↓
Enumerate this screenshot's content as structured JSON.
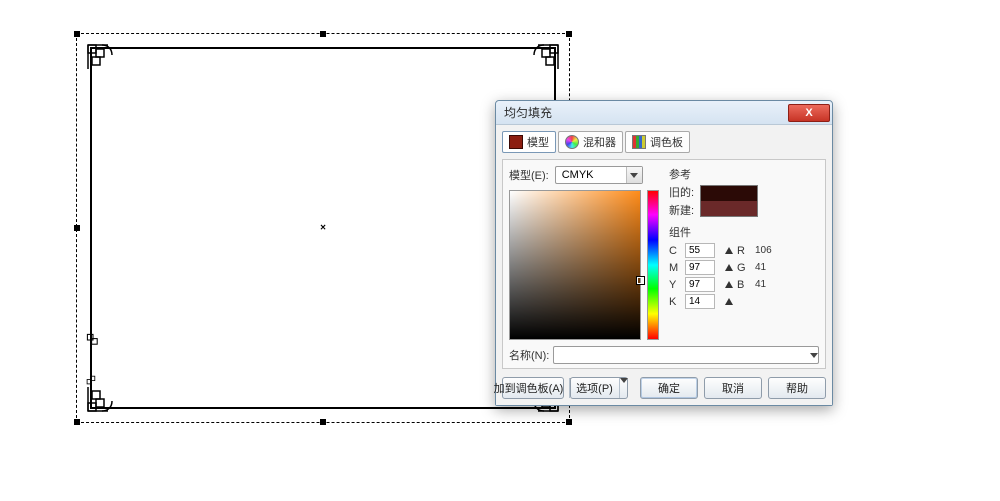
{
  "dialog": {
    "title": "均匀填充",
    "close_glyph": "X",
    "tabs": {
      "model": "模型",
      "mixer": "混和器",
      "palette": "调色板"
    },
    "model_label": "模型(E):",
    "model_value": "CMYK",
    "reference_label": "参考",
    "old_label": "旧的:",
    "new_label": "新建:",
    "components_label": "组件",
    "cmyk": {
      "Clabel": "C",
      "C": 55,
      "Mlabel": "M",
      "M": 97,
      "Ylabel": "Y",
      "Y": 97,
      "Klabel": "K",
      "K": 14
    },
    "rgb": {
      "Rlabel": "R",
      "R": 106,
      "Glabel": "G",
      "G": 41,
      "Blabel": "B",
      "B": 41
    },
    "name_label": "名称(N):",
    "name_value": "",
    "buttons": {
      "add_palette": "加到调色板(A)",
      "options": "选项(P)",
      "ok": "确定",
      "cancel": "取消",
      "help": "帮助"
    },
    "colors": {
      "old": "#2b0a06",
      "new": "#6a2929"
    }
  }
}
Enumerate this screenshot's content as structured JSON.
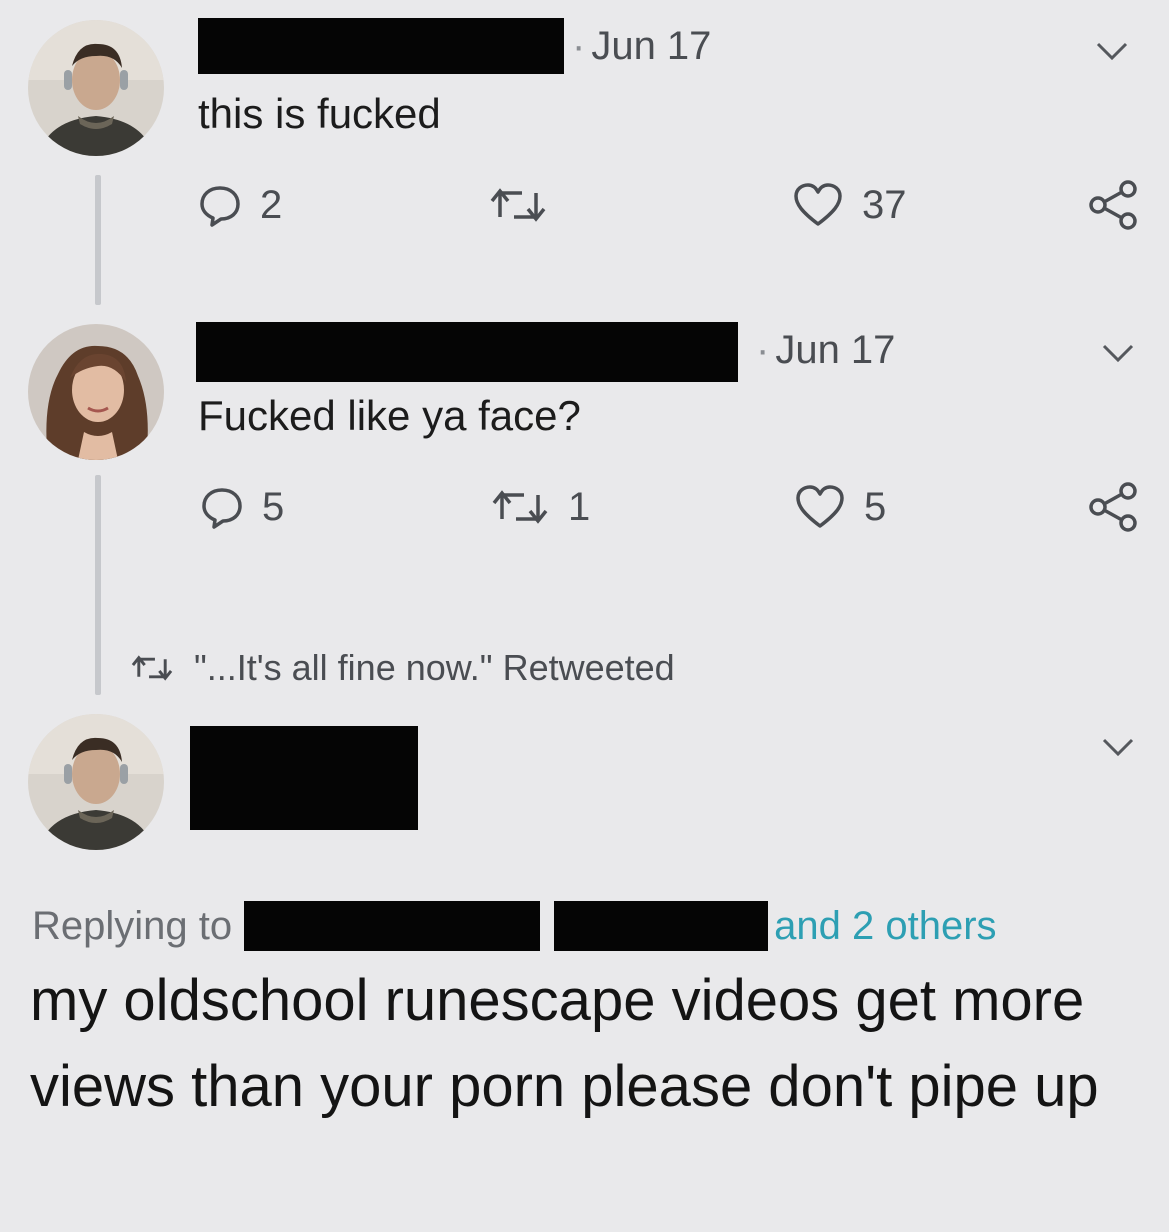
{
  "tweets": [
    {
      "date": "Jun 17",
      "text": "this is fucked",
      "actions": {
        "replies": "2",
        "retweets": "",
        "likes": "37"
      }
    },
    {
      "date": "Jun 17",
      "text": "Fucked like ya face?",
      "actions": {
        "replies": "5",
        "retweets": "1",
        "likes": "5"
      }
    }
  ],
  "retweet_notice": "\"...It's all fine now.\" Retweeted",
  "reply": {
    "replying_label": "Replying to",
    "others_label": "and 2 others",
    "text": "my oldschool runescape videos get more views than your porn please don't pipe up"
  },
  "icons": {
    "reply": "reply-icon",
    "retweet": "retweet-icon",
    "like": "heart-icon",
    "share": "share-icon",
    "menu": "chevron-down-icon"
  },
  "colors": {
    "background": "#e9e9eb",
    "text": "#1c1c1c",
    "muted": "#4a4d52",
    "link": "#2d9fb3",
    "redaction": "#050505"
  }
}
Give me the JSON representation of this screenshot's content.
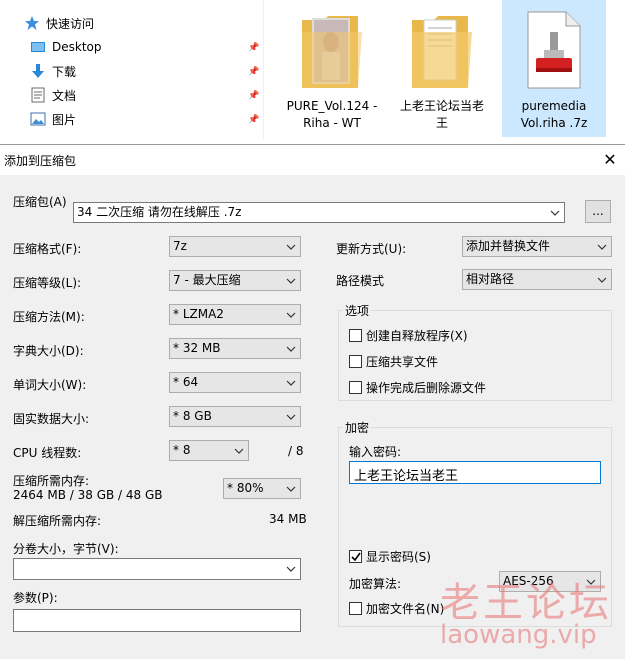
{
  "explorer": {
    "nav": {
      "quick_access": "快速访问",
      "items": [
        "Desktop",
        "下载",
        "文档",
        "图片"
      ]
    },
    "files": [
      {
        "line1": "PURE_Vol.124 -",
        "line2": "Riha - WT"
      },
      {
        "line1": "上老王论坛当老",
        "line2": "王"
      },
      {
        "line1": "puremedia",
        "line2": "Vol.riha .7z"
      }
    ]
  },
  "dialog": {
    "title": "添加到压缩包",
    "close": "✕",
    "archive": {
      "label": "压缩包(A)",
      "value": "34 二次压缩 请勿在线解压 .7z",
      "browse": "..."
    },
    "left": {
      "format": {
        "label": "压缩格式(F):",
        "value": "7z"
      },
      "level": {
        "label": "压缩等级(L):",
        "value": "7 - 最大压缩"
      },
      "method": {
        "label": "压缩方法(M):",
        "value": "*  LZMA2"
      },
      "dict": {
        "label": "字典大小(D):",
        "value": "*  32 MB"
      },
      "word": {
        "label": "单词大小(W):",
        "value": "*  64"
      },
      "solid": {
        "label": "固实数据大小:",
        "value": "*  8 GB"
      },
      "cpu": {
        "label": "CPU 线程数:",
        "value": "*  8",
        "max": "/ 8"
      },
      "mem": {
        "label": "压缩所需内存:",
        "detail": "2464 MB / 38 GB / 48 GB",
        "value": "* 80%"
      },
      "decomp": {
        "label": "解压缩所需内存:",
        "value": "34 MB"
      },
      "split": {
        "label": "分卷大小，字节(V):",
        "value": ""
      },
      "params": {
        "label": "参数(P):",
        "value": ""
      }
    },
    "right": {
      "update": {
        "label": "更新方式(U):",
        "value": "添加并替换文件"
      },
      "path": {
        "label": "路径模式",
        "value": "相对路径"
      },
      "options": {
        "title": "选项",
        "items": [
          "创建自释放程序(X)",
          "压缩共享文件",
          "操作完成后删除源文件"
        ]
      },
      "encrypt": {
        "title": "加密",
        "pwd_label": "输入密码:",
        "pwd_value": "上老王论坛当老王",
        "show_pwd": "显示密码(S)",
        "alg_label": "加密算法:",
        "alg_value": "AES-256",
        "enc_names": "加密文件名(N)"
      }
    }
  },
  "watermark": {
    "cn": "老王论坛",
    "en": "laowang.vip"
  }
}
↑
GIVEN INSTRUCTION: Retype each entry precisely. Skip images entirely.

IN RESPONSE:
Enumerate this screenshot's content as structured JSON.
{
  "dialog": {
    "title": "均匀填充",
    "close_glyph": "X",
    "tabs": {
      "model": "模型",
      "mixer": "混和器",
      "palette": "调色板"
    },
    "model_label": "模型(E):",
    "model_value": "CMYK",
    "reference_label": "参考",
    "old_label": "旧的:",
    "new_label": "新建:",
    "components_label": "组件",
    "cmyk": {
      "Clabel": "C",
      "C": 55,
      "Mlabel": "M",
      "M": 97,
      "Ylabel": "Y",
      "Y": 97,
      "Klabel": "K",
      "K": 14
    },
    "rgb": {
      "Rlabel": "R",
      "R": 106,
      "Glabel": "G",
      "G": 41,
      "Blabel": "B",
      "B": 41
    },
    "name_label": "名称(N):",
    "name_value": "",
    "buttons": {
      "add_palette": "加到调色板(A)",
      "options": "选项(P)",
      "ok": "确定",
      "cancel": "取消",
      "help": "帮助"
    },
    "colors": {
      "old": "#2b0a06",
      "new": "#6a2929"
    }
  }
}
Enumerate this screenshot's content as structured JSON.
{
  "tweets": [
    {
      "date": "Jun 17",
      "text": "this is fucked",
      "actions": {
        "replies": "2",
        "retweets": "",
        "likes": "37"
      }
    },
    {
      "date": "Jun 17",
      "text": "Fucked like ya face?",
      "actions": {
        "replies": "5",
        "retweets": "1",
        "likes": "5"
      }
    }
  ],
  "retweet_notice": "\"...It's all fine now.\" Retweeted",
  "reply": {
    "replying_label": "Replying to",
    "others_label": "and 2 others",
    "text": "my oldschool runescape videos get more views than your porn please don't pipe up"
  },
  "icons": {
    "reply": "reply-icon",
    "retweet": "retweet-icon",
    "like": "heart-icon",
    "share": "share-icon",
    "menu": "chevron-down-icon"
  },
  "colors": {
    "background": "#e9e9eb",
    "text": "#1c1c1c",
    "muted": "#4a4d52",
    "link": "#2d9fb3",
    "redaction": "#050505"
  }
}
Give me the JSON representation of this screenshot's content.
{
  "explorer": {
    "nav": {
      "quick_access": "快速访问",
      "items": [
        "Desktop",
        "下载",
        "文档",
        "图片"
      ]
    },
    "files": [
      {
        "line1": "PURE_Vol.124 -",
        "line2": "Riha - WT"
      },
      {
        "line1": "上老王论坛当老",
        "line2": "王"
      },
      {
        "line1": "puremedia",
        "line2": "Vol.riha .7z"
      }
    ]
  },
  "dialog": {
    "title": "添加到压缩包",
    "close": "✕",
    "archive": {
      "label": "压缩包(A)",
      "value": "34 二次压缩 请勿在线解压 .7z",
      "browse": "..."
    },
    "left": {
      "format": {
        "label": "压缩格式(F):",
        "value": "7z"
      },
      "level": {
        "label": "压缩等级(L):",
        "value": "7 - 最大压缩"
      },
      "method": {
        "label": "压缩方法(M):",
        "value": "*  LZMA2"
      },
      "dict": {
        "label": "字典大小(D):",
        "value": "*  32 MB"
      },
      "word": {
        "label": "单词大小(W):",
        "value": "*  64"
      },
      "solid": {
        "label": "固实数据大小:",
        "value": "*  8 GB"
      },
      "cpu": {
        "label": "CPU 线程数:",
        "value": "*  8",
        "max": "/ 8"
      },
      "mem": {
        "label": "压缩所需内存:",
        "detail": "2464 MB / 38 GB / 48 GB",
        "value": "* 80%"
      },
      "decomp": {
        "label": "解压缩所需内存:",
        "value": "34 MB"
      },
      "split": {
        "label": "分卷大小，字节(V):",
        "value": ""
      },
      "params": {
        "label": "参数(P):",
        "value": ""
      }
    },
    "right": {
      "update": {
        "label": "更新方式(U):",
        "value": "添加并替换文件"
      },
      "path": {
        "label": "路径模式",
        "value": "相对路径"
      },
      "options": {
        "title": "选项",
        "items": [
          "创建自释放程序(X)",
          "压缩共享文件",
          "操作完成后删除源文件"
        ]
      },
      "encrypt": {
        "title": "加密",
        "pwd_label": "输入密码:",
        "pwd_value": "上老王论坛当老王",
        "show_pwd": "显示密码(S)",
        "alg_label": "加密算法:",
        "alg_value": "AES-256",
        "enc_names": "加密文件名(N)"
      }
    }
  },
  "watermark": {
    "cn": "老王论坛",
    "en": "laowang.vip"
  }
}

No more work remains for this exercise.